Stored data:
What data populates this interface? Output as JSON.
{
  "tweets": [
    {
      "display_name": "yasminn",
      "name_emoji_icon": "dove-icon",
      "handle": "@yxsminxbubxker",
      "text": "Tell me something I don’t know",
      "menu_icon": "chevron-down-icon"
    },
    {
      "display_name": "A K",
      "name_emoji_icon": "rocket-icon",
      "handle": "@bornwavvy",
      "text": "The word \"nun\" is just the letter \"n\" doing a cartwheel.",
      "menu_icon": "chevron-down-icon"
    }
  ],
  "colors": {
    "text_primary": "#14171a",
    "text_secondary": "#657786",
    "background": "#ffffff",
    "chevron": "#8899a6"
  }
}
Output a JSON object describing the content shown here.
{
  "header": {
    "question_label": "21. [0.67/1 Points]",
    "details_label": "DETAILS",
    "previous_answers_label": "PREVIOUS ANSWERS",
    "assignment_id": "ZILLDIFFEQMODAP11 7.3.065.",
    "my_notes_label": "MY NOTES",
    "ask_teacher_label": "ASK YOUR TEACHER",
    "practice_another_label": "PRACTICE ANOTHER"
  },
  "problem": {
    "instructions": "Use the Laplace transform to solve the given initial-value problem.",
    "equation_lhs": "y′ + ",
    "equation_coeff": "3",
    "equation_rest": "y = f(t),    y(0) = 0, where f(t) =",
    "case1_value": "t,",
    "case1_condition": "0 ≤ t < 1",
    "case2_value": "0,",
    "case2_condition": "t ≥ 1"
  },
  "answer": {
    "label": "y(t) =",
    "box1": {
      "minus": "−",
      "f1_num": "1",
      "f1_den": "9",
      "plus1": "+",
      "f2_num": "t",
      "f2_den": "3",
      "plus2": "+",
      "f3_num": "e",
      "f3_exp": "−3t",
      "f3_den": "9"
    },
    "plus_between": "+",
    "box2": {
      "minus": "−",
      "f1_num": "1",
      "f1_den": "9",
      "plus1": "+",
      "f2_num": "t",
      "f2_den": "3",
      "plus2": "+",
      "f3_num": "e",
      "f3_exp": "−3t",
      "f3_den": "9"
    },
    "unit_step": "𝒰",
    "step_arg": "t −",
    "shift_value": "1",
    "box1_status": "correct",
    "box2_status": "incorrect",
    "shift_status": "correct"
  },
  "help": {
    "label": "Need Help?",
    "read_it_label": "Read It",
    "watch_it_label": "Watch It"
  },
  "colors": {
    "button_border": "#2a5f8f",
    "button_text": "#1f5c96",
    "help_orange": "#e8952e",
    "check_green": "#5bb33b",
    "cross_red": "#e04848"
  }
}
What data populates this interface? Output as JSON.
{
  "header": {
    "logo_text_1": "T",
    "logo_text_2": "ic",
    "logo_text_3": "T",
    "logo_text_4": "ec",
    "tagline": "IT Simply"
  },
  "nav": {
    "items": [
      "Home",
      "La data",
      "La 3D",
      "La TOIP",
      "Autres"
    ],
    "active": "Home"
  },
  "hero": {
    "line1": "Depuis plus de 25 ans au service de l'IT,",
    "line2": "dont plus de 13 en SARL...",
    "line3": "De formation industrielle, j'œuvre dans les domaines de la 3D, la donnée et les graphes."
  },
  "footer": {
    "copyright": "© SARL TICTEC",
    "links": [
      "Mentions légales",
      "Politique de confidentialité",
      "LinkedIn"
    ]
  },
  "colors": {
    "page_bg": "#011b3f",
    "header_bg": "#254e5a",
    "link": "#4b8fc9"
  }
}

Given exercise - Reproduce the material in full, with no word added or dropped.

Full answer -
What data populates this interface? Output as JSON.
{
  "tweets": [
    {
      "display_name": "yasminn",
      "name_emoji_icon": "dove-icon",
      "handle": "@yxsminxbubxker",
      "text": "Tell me something I don’t know",
      "menu_icon": "chevron-down-icon"
    },
    {
      "display_name": "A K",
      "name_emoji_icon": "rocket-icon",
      "handle": "@bornwavvy",
      "text": "The word \"nun\" is just the letter \"n\" doing a cartwheel.",
      "menu_icon": "chevron-down-icon"
    }
  ],
  "colors": {
    "text_primary": "#14171a",
    "text_secondary": "#657786",
    "background": "#ffffff",
    "chevron": "#8899a6"
  }
}
Output a JSON object describing the content shown here.
{
  "header": {
    "question_label": "21. [0.67/1 Points]",
    "details_label": "DETAILS",
    "previous_answers_label": "PREVIOUS ANSWERS",
    "assignment_id": "ZILLDIFFEQMODAP11 7.3.065.",
    "my_notes_label": "MY NOTES",
    "ask_teacher_label": "ASK YOUR TEACHER",
    "practice_another_label": "PRACTICE ANOTHER"
  },
  "problem": {
    "instructions": "Use the Laplace transform to solve the given initial-value problem.",
    "equation_lhs": "y′ + ",
    "equation_coeff": "3",
    "equation_rest": "y = f(t),    y(0) = 0, where f(t) =",
    "case1_value": "t,",
    "case1_condition": "0 ≤ t < 1",
    "case2_value": "0,",
    "case2_condition": "t ≥ 1"
  },
  "answer": {
    "label": "y(t) =",
    "box1": {
      "minus": "−",
      "f1_num": "1",
      "f1_den": "9",
      "plus1": "+",
      "f2_num": "t",
      "f2_den": "3",
      "plus2": "+",
      "f3_num": "e",
      "f3_exp": "−3t",
      "f3_den": "9"
    },
    "plus_between": "+",
    "box2": {
      "minus": "−",
      "f1_num": "1",
      "f1_den": "9",
      "plus1": "+",
      "f2_num": "t",
      "f2_den": "3",
      "plus2": "+",
      "f3_num": "e",
      "f3_exp": "−3t",
      "f3_den": "9"
    },
    "unit_step": "𝒰",
    "step_arg": "t −",
    "shift_value": "1",
    "box1_status": "correct",
    "box2_status": "incorrect",
    "shift_status": "correct"
  },
  "help": {
    "label": "Need Help?",
    "read_it_label": "Read It",
    "watch_it_label": "Watch It"
  },
  "colors": {
    "button_border": "#2a5f8f",
    "button_text": "#1f5c96",
    "help_orange": "#e8952e",
    "check_green": "#5bb33b",
    "cross_red": "#e04848"
  }
}
What data populates this interface? Output as JSON.
{
  "header": {
    "logo_text_1": "T",
    "logo_text_2": "ic",
    "logo_text_3": "T",
    "logo_text_4": "ec",
    "tagline": "IT Simply"
  },
  "nav": {
    "items": [
      "Home",
      "La data",
      "La 3D",
      "La TOIP",
      "Autres"
    ],
    "active": "Home"
  },
  "hero": {
    "line1": "Depuis plus de 25 ans au service de l'IT,",
    "line2": "dont plus de 13 en SARL...",
    "line3": "De formation industrielle, j'œuvre dans les domaines de la 3D, la donnée et les graphes."
  },
  "footer": {
    "copyright": "© SARL TICTEC",
    "links": [
      "Mentions légales",
      "Politique de confidentialité",
      "LinkedIn"
    ]
  },
  "colors": {
    "page_bg": "#011b3f",
    "header_bg": "#254e5a",
    "link": "#4b8fc9"
  }
}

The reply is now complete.